[[ Study text, beginning ]]
Small scale studies have enabled us to better understand our users and match designs to users and their environments. For example, descriptive and observational studies ranging from 10-40 participants in LTC facilities have been used with the social robot, Brian, in both controlled (McColl & Nejat, 2013, in press) and uncontrolled environments (Louie, McColl, & Nejat, 2012; McColl, Louie, & Nejat, 2013, in press). These studies have provided valuable information regarding how participants interact with such a robot, including the impact on activity engagement and compliance with the robot’s requests.

4.  Participant recruitment and retention can be complex and time consuming, but clinical collaborators can greatly help.

It should be kept in mind that recruitment can take a long time and retention for longer term studies can be challenging. Even with broad inclusion and exclusion criteria, is difficult to access and recruit from the OAwD population. The process of acquiring informed consent can often involve several intermediary steps since most researchers are unable to contact potential participants directly and must rely on others to gain access. OAwD often have substitute decision makers who need to participate in the informed consent process. OAwD may also have chronic disease conditions, and delays in participation and drop outs due to poor health are not uncommon.
[[ Study text, end ]]
• [What you will do]
• A. In the passage on robot studies in LTC facilities, how many participants did the descriptive and observational studies with the social robot Brian involve?
• B. Extract, word for word, the part of the passage on robot studies in LTC facilities that begins at the words "Small scale studies" and stops after "can greatly help.".
[[ Data to examine, beginning ]]
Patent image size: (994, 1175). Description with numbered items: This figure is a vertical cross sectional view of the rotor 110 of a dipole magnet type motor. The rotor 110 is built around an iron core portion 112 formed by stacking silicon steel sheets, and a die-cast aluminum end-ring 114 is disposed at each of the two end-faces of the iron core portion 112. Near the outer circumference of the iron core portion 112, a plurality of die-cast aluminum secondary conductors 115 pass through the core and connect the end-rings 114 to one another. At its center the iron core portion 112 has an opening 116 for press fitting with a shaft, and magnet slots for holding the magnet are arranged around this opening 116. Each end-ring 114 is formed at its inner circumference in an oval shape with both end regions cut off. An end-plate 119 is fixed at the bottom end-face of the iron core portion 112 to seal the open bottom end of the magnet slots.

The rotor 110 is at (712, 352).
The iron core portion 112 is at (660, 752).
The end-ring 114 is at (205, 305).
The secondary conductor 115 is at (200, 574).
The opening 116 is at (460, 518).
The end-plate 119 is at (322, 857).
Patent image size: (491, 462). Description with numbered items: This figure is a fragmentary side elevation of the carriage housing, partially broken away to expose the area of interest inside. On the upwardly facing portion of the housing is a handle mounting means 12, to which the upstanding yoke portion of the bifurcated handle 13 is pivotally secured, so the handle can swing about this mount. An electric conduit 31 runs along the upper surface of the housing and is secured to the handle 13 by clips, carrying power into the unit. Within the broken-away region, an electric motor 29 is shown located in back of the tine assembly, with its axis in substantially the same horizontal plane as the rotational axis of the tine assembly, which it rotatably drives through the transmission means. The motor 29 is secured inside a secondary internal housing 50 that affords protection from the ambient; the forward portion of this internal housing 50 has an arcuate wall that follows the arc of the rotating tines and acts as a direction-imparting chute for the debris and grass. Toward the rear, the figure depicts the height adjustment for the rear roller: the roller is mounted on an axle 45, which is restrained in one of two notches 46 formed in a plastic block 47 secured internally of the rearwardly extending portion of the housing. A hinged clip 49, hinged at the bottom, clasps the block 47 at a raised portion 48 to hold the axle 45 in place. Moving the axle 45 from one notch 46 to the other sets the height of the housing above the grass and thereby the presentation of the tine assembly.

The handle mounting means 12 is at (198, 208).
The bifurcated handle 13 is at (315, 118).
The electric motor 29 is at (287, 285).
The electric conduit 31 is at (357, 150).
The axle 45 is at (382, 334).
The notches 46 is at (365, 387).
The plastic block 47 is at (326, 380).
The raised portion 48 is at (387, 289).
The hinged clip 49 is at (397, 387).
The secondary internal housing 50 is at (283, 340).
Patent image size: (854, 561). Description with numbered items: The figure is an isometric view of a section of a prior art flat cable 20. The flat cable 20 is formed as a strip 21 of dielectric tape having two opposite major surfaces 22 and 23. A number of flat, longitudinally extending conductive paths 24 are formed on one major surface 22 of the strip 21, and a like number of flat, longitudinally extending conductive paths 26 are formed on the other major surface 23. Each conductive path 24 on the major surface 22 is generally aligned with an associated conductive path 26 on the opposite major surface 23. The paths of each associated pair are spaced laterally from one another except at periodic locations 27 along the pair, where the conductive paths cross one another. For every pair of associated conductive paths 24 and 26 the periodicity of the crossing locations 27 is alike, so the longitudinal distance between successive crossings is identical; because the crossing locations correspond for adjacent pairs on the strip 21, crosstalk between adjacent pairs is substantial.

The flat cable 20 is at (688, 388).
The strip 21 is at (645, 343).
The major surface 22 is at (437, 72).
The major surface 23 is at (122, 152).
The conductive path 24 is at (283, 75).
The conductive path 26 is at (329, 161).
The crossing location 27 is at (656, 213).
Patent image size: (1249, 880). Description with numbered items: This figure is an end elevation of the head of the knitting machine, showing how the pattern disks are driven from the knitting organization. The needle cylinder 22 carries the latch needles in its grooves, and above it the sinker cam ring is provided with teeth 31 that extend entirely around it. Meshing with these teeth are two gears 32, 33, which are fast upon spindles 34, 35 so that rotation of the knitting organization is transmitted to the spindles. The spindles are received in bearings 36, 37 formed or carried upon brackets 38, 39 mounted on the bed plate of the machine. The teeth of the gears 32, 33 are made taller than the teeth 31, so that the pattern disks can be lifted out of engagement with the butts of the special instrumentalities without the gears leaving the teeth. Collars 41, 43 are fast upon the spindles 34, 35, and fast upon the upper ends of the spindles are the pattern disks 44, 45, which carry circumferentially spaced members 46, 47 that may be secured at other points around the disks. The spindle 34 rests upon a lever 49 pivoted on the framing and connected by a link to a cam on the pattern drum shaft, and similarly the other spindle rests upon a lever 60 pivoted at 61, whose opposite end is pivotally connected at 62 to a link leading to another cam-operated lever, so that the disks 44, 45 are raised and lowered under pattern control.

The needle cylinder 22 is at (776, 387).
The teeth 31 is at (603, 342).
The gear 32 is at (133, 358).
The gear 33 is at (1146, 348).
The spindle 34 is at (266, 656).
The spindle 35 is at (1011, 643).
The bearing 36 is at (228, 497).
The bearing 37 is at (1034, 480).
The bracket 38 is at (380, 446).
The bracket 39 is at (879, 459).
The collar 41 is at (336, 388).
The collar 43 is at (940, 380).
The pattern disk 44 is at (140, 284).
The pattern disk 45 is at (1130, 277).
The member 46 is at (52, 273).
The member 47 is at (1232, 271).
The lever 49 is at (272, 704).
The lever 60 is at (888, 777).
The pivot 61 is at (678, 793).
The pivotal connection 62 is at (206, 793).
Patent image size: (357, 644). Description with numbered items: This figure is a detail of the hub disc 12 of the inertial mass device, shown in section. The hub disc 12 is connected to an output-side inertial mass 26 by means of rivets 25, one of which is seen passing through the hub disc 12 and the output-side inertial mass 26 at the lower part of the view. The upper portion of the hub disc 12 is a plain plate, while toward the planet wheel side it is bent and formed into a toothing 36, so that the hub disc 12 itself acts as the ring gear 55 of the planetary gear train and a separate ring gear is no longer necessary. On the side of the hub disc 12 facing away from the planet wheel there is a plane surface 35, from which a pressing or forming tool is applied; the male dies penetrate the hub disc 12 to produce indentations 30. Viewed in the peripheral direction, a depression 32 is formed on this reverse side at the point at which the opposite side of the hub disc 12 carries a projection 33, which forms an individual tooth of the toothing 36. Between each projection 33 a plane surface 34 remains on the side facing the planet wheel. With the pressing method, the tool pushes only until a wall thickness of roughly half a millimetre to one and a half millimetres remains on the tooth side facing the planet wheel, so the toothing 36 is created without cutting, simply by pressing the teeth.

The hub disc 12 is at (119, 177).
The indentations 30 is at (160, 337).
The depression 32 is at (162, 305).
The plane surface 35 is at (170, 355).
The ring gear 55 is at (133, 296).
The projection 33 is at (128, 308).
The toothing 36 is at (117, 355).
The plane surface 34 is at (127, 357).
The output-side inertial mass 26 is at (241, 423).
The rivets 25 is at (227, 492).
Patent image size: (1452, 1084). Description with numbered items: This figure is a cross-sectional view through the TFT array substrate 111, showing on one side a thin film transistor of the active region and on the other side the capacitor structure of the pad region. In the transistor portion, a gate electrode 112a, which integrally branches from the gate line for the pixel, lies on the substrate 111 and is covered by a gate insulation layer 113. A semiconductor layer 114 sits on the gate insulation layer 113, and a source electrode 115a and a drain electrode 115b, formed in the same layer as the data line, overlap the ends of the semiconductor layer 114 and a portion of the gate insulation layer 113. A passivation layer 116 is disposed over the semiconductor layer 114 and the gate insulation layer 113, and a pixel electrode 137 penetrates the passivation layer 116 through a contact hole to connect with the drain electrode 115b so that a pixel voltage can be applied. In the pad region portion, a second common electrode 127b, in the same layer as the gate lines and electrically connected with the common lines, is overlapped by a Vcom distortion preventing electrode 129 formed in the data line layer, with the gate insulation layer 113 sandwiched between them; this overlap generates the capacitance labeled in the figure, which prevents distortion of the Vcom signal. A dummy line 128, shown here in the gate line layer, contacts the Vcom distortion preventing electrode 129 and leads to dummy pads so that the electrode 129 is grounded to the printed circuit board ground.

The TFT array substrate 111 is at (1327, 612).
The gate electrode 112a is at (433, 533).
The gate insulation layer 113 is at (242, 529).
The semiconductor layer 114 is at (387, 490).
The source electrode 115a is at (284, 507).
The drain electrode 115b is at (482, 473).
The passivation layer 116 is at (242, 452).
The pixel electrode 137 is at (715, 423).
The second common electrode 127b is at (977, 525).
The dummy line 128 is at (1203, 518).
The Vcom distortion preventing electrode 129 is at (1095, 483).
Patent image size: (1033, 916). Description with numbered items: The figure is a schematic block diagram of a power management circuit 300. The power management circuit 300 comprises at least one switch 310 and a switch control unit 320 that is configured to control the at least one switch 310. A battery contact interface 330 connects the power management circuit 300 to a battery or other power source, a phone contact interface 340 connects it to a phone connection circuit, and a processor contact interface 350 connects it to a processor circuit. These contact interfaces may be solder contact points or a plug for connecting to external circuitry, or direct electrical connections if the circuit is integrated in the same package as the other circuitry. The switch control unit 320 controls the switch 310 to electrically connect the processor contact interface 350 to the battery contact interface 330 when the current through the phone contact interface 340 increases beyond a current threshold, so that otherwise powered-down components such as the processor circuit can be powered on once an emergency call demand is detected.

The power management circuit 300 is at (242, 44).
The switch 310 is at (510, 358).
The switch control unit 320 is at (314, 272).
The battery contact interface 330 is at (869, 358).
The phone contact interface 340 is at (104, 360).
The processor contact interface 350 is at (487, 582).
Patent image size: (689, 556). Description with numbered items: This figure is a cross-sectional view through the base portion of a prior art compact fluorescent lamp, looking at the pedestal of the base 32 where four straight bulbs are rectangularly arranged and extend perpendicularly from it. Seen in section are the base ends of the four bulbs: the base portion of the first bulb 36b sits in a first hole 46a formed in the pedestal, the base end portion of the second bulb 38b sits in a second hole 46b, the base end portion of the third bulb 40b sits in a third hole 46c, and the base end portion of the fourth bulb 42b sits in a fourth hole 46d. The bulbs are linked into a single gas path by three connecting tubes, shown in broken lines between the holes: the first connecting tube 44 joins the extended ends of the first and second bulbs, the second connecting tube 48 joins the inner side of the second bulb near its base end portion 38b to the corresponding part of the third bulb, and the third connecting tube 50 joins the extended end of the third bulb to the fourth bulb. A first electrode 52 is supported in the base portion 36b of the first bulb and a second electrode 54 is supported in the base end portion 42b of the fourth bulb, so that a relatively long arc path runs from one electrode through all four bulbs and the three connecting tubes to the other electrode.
[[ Data to examine, end ]]
• [Solution list]
• A. They ranged from 10 to 40 participants.

• B.
Small scale studies have enabled us to better understand our users and match designs to users and their environments. For example, descriptive and observational studies ranging from 10-40 participants in LTC facilities have been used with the social robot, Brian, in both controlled (McColl & Nejat, 2013, in press) and uncontrolled environments (Louie, McColl, & Nejat, 2012; McColl, Louie, & Nejat, 2013, in press). These studies have provided valuable information regarding how participants interact with such a robot, including the impact on activity engagement and compliance with the robot’s requests.

4.  Participant recruitment and retention can be complex and time consuming, but clinical collaborators can greatly help.